[Saved data entries]
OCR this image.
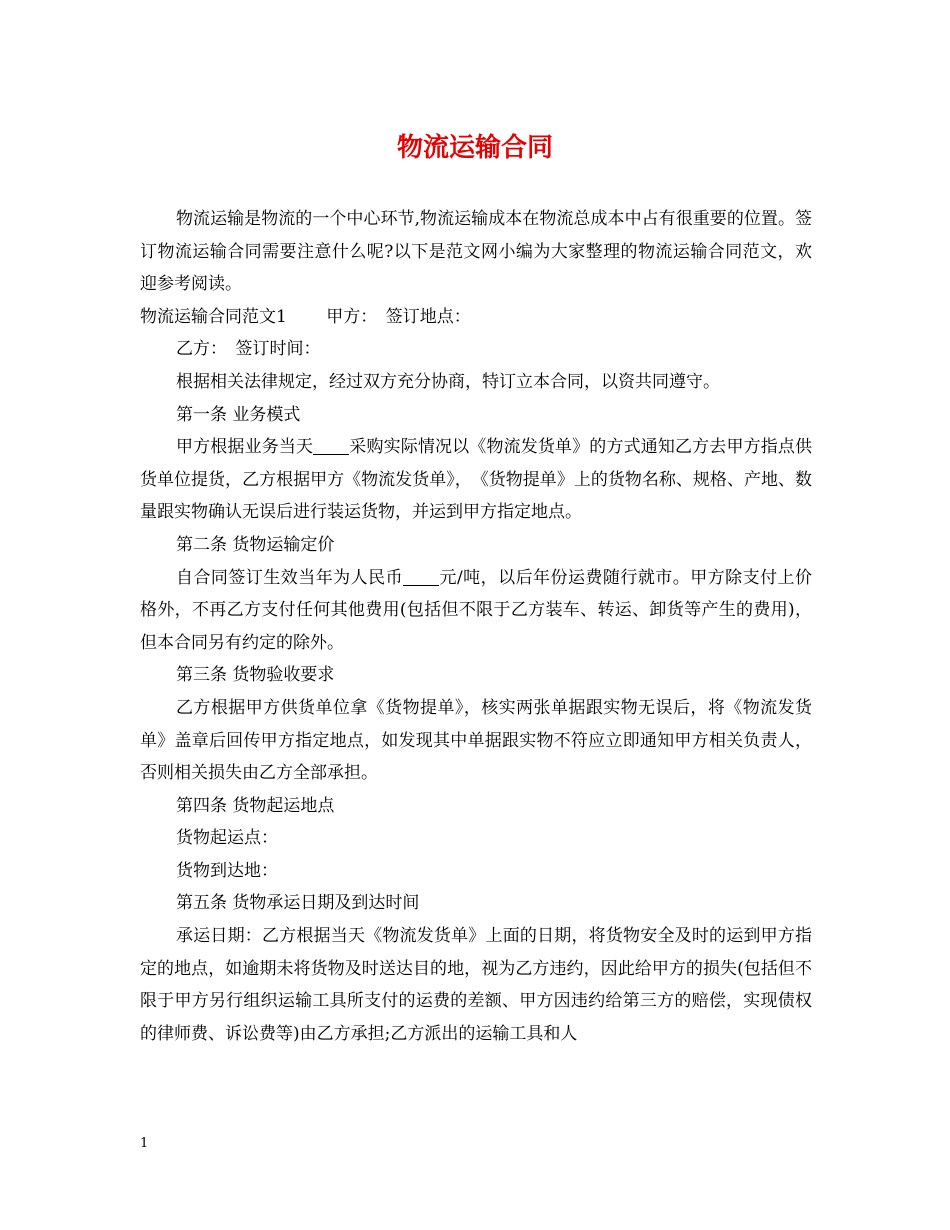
物流运输合同

物流运输是物流的一个中心环节,物流运输成本在物流总成本中占有很重要的位置。签订物流运输合同需要注意什么呢?以下是范文网小编为大家整理的物流运输合同范文，欢迎参考阅读。

物流运输合同范文1　　 甲方：　签订地点：

乙方：　签订时间：

根据相关法律规定，经过双方充分协商，特订立本合同，以资共同遵守。

第一条 业务模式

甲方根据业务当天 采购实际情况以《物流发货单》的方式通知乙方去甲方指点供货单位提货，乙方根据甲方《物流发货单》，　《货物提单》上的货物名称、规格、产地、数量跟实物确认无误后进行装运货物，并运到甲方指定地点。

第二条 货物运输定价

自合同签订生效当年为人民币 元/吨，以后年份运费随行就市。甲方除支付上价格外，不再乙方支付任何其他费用(包括但不限于乙方装车、转运、卸货等产生的费用)，但本合同另有约定的除外。

第三条 货物验收要求

乙方根据甲方供货单位拿《货物提单》，核实两张单据跟实物无误后，将《物流发货单》盖章后回传甲方指定地点，如发现其中单据跟实物不符应立即通知甲方相关负责人，否则相关损失由乙方全部承担。

第四条 货物起运地点

货物起运点：

货物到达地：

第五条 货物承运日期及到达时间

承运日期：乙方根据当天《物流发货单》上面的日期，将货物安全及时的运到甲方指定的地点，如逾期未将货物及时送达目的地，视为乙方违约，因此给甲方的损失(包括但不限于甲方另行组织运输工具所支付的运费的差额、甲方因违约给第三方的赔偿，实现债权的律师费、诉讼费等)由乙方承担;乙方派出的运输工具和人

1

■ Requirements ■
Quote the records in their entirety, keeping the wording exact and excluding pictures.

■ Reply ■
OCR this image.
物流运输合同

物流运输是物流的一个中心环节,物流运输成本在物流总成本中占有很重要的位置。签订物流运输合同需要注意什么呢?以下是范文网小编为大家整理的物流运输合同范文，欢迎参考阅读。

物流运输合同范文1　　 甲方：　签订地点：

乙方：　签订时间：

根据相关法律规定，经过双方充分协商，特订立本合同，以资共同遵守。

第一条 业务模式

甲方根据业务当天 采购实际情况以《物流发货单》的方式通知乙方去甲方指点供货单位提货，乙方根据甲方《物流发货单》，　《货物提单》上的货物名称、规格、产地、数量跟实物确认无误后进行装运货物，并运到甲方指定地点。

第二条 货物运输定价

自合同签订生效当年为人民币 元/吨，以后年份运费随行就市。甲方除支付上价格外，不再乙方支付任何其他费用(包括但不限于乙方装车、转运、卸货等产生的费用)，但本合同另有约定的除外。

第三条 货物验收要求

乙方根据甲方供货单位拿《货物提单》，核实两张单据跟实物无误后，将《物流发货单》盖章后回传甲方指定地点，如发现其中单据跟实物不符应立即通知甲方相关负责人，否则相关损失由乙方全部承担。

第四条 货物起运地点

货物起运点：

货物到达地：

第五条 货物承运日期及到达时间

承运日期：乙方根据当天《物流发货单》上面的日期，将货物安全及时的运到甲方指定的地点，如逾期未将货物及时送达目的地，视为乙方违约，因此给甲方的损失(包括但不限于甲方另行组织运输工具所支付的运费的差额、甲方因违约给第三方的赔偿，实现债权的律师费、诉讼费等)由乙方承担;乙方派出的运输工具和人

1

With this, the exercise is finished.